JOB: Output all of the entries exactly as written.

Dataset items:
+++
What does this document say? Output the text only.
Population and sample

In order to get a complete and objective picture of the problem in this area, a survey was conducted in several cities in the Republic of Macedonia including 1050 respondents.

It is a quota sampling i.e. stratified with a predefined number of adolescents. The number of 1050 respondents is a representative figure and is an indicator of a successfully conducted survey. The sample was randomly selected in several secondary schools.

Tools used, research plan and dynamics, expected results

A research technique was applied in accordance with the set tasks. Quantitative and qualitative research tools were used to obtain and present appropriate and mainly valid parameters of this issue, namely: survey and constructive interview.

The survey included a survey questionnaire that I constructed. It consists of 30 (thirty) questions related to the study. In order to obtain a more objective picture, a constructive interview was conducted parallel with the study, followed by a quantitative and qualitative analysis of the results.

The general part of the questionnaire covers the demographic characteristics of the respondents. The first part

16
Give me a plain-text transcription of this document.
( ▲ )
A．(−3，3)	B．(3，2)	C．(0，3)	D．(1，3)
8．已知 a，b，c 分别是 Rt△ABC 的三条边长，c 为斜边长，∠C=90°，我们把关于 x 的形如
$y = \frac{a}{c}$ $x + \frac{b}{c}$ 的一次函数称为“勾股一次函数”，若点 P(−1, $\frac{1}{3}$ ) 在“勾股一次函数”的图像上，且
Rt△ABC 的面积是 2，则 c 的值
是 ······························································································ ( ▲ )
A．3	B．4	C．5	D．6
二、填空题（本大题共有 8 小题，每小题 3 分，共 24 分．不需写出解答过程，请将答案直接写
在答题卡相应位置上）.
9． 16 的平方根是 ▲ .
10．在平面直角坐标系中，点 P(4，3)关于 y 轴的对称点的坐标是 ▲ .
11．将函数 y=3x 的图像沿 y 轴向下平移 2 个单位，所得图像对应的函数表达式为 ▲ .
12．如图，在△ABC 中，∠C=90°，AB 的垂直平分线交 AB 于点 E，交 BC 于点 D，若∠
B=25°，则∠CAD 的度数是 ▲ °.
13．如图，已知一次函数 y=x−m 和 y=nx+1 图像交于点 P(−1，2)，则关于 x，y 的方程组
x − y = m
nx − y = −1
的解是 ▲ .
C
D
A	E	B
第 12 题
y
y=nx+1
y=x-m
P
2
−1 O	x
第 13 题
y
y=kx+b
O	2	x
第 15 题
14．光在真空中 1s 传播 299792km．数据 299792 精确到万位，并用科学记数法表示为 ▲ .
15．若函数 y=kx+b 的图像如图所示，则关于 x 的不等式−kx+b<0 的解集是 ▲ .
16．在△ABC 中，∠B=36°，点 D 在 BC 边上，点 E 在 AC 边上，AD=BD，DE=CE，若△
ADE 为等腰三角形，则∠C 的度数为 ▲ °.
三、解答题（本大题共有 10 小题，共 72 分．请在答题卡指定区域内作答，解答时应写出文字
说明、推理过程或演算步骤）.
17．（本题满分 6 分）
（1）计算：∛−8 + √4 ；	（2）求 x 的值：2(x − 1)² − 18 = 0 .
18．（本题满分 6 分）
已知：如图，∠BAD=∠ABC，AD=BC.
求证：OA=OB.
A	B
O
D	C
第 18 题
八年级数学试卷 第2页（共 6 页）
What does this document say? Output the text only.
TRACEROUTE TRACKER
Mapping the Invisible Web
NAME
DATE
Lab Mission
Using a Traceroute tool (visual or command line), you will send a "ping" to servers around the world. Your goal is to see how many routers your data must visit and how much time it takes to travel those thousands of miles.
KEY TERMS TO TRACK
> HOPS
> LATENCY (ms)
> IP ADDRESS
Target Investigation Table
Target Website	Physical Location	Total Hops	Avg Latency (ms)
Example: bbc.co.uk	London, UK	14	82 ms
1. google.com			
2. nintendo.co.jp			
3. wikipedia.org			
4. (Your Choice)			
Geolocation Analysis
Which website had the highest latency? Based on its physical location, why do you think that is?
+++
ANSWER TO THE EXERCISE:
What does this document say? Output the text only.
Population and sample

In order to get a complete and objective picture of the problem in this area, a survey was conducted in several cities in the Republic of Macedonia including 1050 respondents.

It is a quota sampling i.e. stratified with a predefined number of adolescents. The number of 1050 respondents is a representative figure and is an indicator of a successfully conducted survey. The sample was randomly selected in several secondary schools.

Tools used, research plan and dynamics, expected results

A research technique was applied in accordance with the set tasks. Quantitative and qualitative research tools were used to obtain and present appropriate and mainly valid parameters of this issue, namely: survey and constructive interview.

The survey included a survey questionnaire that I constructed. It consists of 30 (thirty) questions related to the study. In order to obtain a more objective picture, a constructive interview was conducted parallel with the study, followed by a quantitative and qualitative analysis of the results.

The general part of the questionnaire covers the demographic characteristics of the respondents. The first part

16
Give me a plain-text transcription of this document.
( ▲ )
A．(−3，3)	B．(3，2)	C．(0，3)	D．(1，3)
8．已知 a，b，c 分别是 Rt△ABC 的三条边长，c 为斜边长，∠C=90°，我们把关于 x 的形如
$y = \frac{a}{c}$ $x + \frac{b}{c}$ 的一次函数称为“勾股一次函数”，若点 P(−1, $\frac{1}{3}$ ) 在“勾股一次函数”的图像上，且
Rt△ABC 的面积是 2，则 c 的值
是 ······························································································ ( ▲ )
A．3	B．4	C．5	D．6
二、填空题（本大题共有 8 小题，每小题 3 分，共 24 分．不需写出解答过程，请将答案直接写
在答题卡相应位置上）.
9． 16 的平方根是 ▲ .
10．在平面直角坐标系中，点 P(4，3)关于 y 轴的对称点的坐标是 ▲ .
11．将函数 y=3x 的图像沿 y 轴向下平移 2 个单位，所得图像对应的函数表达式为 ▲ .
12．如图，在△ABC 中，∠C=90°，AB 的垂直平分线交 AB 于点 E，交 BC 于点 D，若∠
B=25°，则∠CAD 的度数是 ▲ °.
13．如图，已知一次函数 y=x−m 和 y=nx+1 图像交于点 P(−1，2)，则关于 x，y 的方程组
x − y = m
nx − y = −1
的解是 ▲ .
C
D
A	E	B
第 12 题
y
y=nx+1
y=x-m
P
2
−1 O	x
第 13 题
y
y=kx+b
O	2	x
第 15 题
14．光在真空中 1s 传播 299792km．数据 299792 精确到万位，并用科学记数法表示为 ▲ .
15．若函数 y=kx+b 的图像如图所示，则关于 x 的不等式−kx+b<0 的解集是 ▲ .
16．在△ABC 中，∠B=36°，点 D 在 BC 边上，点 E 在 AC 边上，AD=BD，DE=CE，若△
ADE 为等腰三角形，则∠C 的度数为 ▲ °.
三、解答题（本大题共有 10 小题，共 72 分．请在答题卡指定区域内作答，解答时应写出文字
说明、推理过程或演算步骤）.
17．（本题满分 6 分）
（1）计算：∛−8 + √4 ；	（2）求 x 的值：2(x − 1)² − 18 = 0 .
18．（本题满分 6 分）
已知：如图，∠BAD=∠ABC，AD=BC.
求证：OA=OB.
A	B
O
D	C
第 18 题
八年级数学试卷 第2页（共 6 页）
What does this document say? Output the text only.
TRACEROUTE TRACKER
Mapping the Invisible Web
NAME
DATE
Lab Mission
Using a Traceroute tool (visual or command line), you will send a "ping" to servers around the world. Your goal is to see how many routers your data must visit and how much time it takes to travel those thousands of miles.
KEY TERMS TO TRACK
> HOPS
> LATENCY (ms)
> IP ADDRESS
Target Investigation Table
Target Website	Physical Location	Total Hops	Avg Latency (ms)
Example: bbc.co.uk	London, UK	14	82 ms
1. google.com			
2. nintendo.co.jp			
3. wikipedia.org			
4. (Your Choice)			
Geolocation Analysis
Which website had the highest latency? Based on its physical location, why do you think that is?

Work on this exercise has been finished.